* **Job**
Restate each line of the listing exactly, without carrying over any pictures.

* **Record excerpts**
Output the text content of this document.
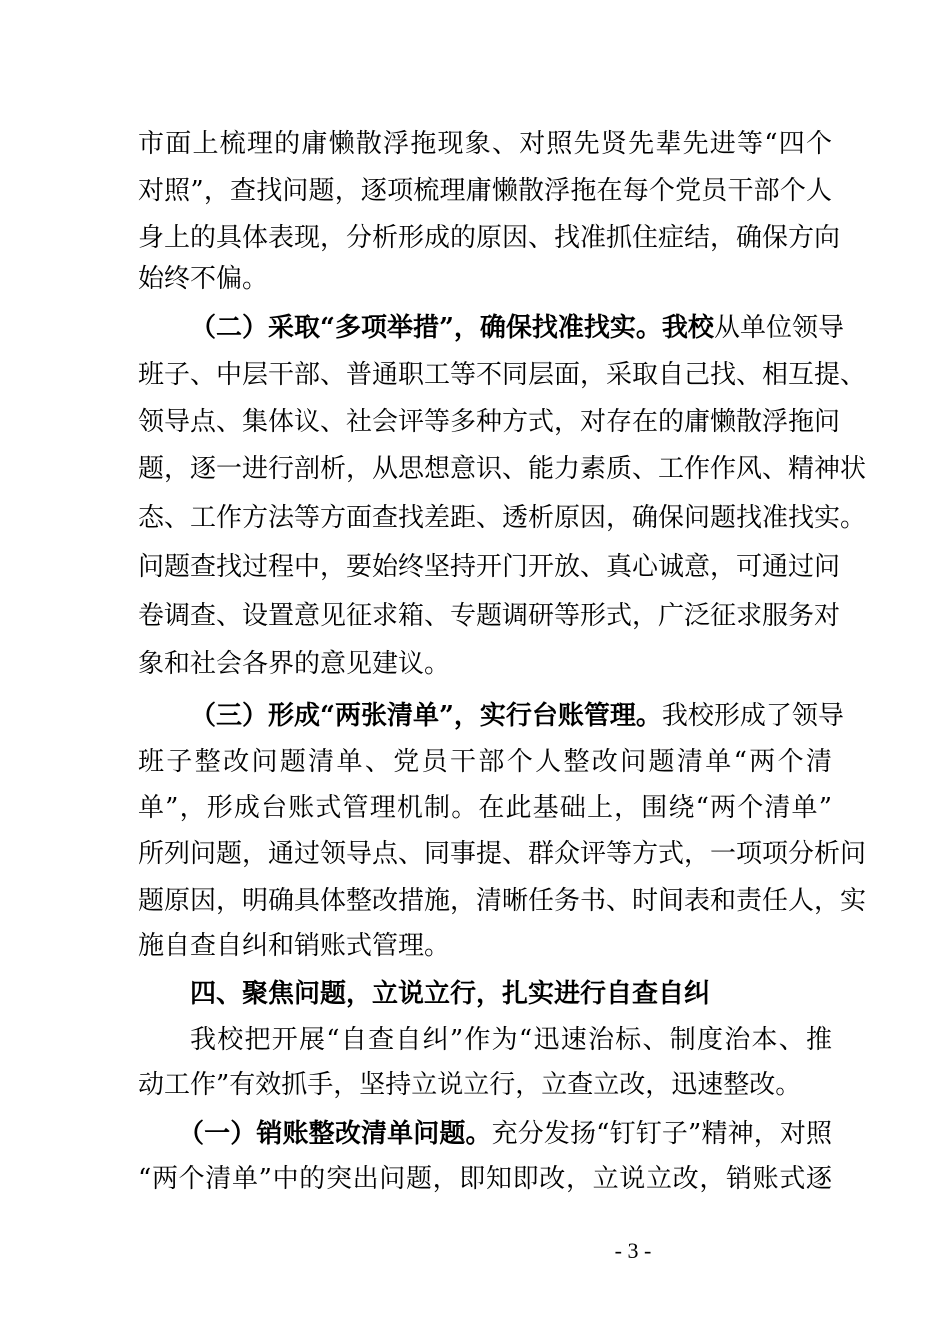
市面上梳理的庸懒散浮拖现象、对照先贤先辈先进等“四个
对照”，查找问题，逐项梳理庸懒散浮拖在每个党员干部个人
身上的具体表现，分析形成的原因、找准抓住症结，确保方向
始终不偏。
（二）采取“多项举措”，确保找准找实。我校从单位领导
班子、中层干部、普通职工等不同层面，采取自己找、相互提、
领导点、集体议、社会评等多种方式，对存在的庸懒散浮拖问
题，逐一进行剖析，从思想意识、能力素质、工作作风、精神状
态、工作方法等方面查找差距、透析原因，确保问题找准找实。
问题查找过程中，要始终坚持开门开放、真心诚意，可通过问
卷调查、设置意见征求箱、专题调研等形式，广泛征求服务对
象和社会各界的意见建议。
（三）形成“两张清单”，实行台账管理。我校形成了领导
班子整改问题清单、党员干部个人整改问题清单“两个清
单”，形成台账式管理机制。在此基础上，围绕“两个清单”
所列问题，通过领导点、同事提、群众评等方式，一项项分析问
题原因，明确具体整改措施，清晰任务书、时间表和责任人，实
施自查自纠和销账式管理。
四、聚焦问题，立说立行，扎实进行自查自纠
我校把开展“自查自纠”作为“迅速治标、制度治本、推
动工作”有效抓手，坚持立说立行，立查立改，迅速整改。
（一）销账整改清单问题。充分发扬“钉钉子”精神，对照
“两个清单”中的突出问题，即知即改，立说立改，销账式逐
- 3 -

* **The answer**
Output the text content of this document.
市面上梳理的庸懒散浮拖现象、对照先贤先辈先进等“四个
对照”，查找问题，逐项梳理庸懒散浮拖在每个党员干部个人
身上的具体表现，分析形成的原因、找准抓住症结，确保方向
始终不偏。
（二）采取“多项举措”，确保找准找实。我校从单位领导
班子、中层干部、普通职工等不同层面，采取自己找、相互提、
领导点、集体议、社会评等多种方式，对存在的庸懒散浮拖问
题，逐一进行剖析，从思想意识、能力素质、工作作风、精神状
态、工作方法等方面查找差距、透析原因，确保问题找准找实。
问题查找过程中，要始终坚持开门开放、真心诚意，可通过问
卷调查、设置意见征求箱、专题调研等形式，广泛征求服务对
象和社会各界的意见建议。
（三）形成“两张清单”，实行台账管理。我校形成了领导
班子整改问题清单、党员干部个人整改问题清单“两个清
单”，形成台账式管理机制。在此基础上，围绕“两个清单”
所列问题，通过领导点、同事提、群众评等方式，一项项分析问
题原因，明确具体整改措施，清晰任务书、时间表和责任人，实
施自查自纠和销账式管理。
四、聚焦问题，立说立行，扎实进行自查自纠
我校把开展“自查自纠”作为“迅速治标、制度治本、推
动工作”有效抓手，坚持立说立行，立查立改，迅速整改。
（一）销账整改清单问题。充分发扬“钉钉子”精神，对照
“两个清单”中的突出问题，即知即改，立说立改，销账式逐
- 3 -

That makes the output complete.